_AIM OF THE TASK_
Reproduce each record below exactly as written.

_SUPPLIED MATERIAL_
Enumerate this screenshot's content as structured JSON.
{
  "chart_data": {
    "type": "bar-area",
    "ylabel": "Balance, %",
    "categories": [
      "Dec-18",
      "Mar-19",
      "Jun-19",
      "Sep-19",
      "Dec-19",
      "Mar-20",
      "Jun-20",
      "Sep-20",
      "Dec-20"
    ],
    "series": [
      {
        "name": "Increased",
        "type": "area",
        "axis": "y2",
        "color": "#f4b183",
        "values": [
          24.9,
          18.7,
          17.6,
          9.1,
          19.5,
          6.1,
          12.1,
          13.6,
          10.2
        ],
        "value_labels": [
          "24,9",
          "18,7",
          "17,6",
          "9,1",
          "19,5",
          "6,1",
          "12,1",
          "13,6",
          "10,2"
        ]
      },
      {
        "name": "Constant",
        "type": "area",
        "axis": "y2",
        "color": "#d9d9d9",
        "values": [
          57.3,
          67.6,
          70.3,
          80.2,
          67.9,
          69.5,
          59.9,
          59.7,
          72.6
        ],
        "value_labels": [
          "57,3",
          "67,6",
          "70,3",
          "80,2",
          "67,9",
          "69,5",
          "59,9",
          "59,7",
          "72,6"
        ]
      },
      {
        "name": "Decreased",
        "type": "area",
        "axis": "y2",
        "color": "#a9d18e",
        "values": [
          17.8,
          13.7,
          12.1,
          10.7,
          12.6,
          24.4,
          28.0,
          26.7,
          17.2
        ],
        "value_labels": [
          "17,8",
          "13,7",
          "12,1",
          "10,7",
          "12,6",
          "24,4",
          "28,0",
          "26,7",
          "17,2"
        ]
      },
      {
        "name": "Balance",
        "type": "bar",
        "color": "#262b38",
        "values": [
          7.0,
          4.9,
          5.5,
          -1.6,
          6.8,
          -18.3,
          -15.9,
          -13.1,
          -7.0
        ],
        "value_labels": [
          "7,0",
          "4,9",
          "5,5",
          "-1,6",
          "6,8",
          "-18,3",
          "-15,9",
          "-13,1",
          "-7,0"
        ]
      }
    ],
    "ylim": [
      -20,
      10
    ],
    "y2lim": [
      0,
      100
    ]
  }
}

_PROBLEM SOLUTION_
Enumerate this screenshot's content as structured JSON.
{
  "chart_data": {
    "type": "bar-area",
    "ylabel": "Balance, %",
    "categories": [
      "Dec-18",
      "Mar-19",
      "Jun-19",
      "Sep-19",
      "Dec-19",
      "Mar-20",
      "Jun-20",
      "Sep-20",
      "Dec-20"
    ],
    "series": [
      {
        "name": "Increased",
        "type": "area",
        "axis": "y2",
        "color": "#f4b183",
        "values": [
          24.9,
          18.7,
          17.6,
          9.1,
          19.5,
          6.1,
          12.1,
          13.6,
          10.2
        ],
        "value_labels": [
          "24,9",
          "18,7",
          "17,6",
          "9,1",
          "19,5",
          "6,1",
          "12,1",
          "13,6",
          "10,2"
        ]
      },
      {
        "name": "Constant",
        "type": "area",
        "axis": "y2",
        "color": "#d9d9d9",
        "values": [
          57.3,
          67.6,
          70.3,
          80.2,
          67.9,
          69.5,
          59.9,
          59.7,
          72.6
        ],
        "value_labels": [
          "57,3",
          "67,6",
          "70,3",
          "80,2",
          "67,9",
          "69,5",
          "59,9",
          "59,7",
          "72,6"
        ]
      },
      {
        "name": "Decreased",
        "type": "area",
        "axis": "y2",
        "color": "#a9d18e",
        "values": [
          17.8,
          13.7,
          12.1,
          10.7,
          12.6,
          24.4,
          28.0,
          26.7,
          17.2
        ],
        "value_labels": [
          "17,8",
          "13,7",
          "12,1",
          "10,7",
          "12,6",
          "24,4",
          "28,0",
          "26,7",
          "17,2"
        ]
      },
      {
        "name": "Balance",
        "type": "bar",
        "color": "#262b38",
        "values": [
          7.0,
          4.9,
          5.5,
          -1.6,
          6.8,
          -18.3,
          -15.9,
          -13.1,
          -7.0
        ],
        "value_labels": [
          "7,0",
          "4,9",
          "5,5",
          "-1,6",
          "6,8",
          "-18,3",
          "-15,9",
          "-13,1",
          "-7,0"
        ]
      }
    ],
    "ylim": [
      -20,
      10
    ],
    "y2lim": [
      0,
      100
    ]
  }
}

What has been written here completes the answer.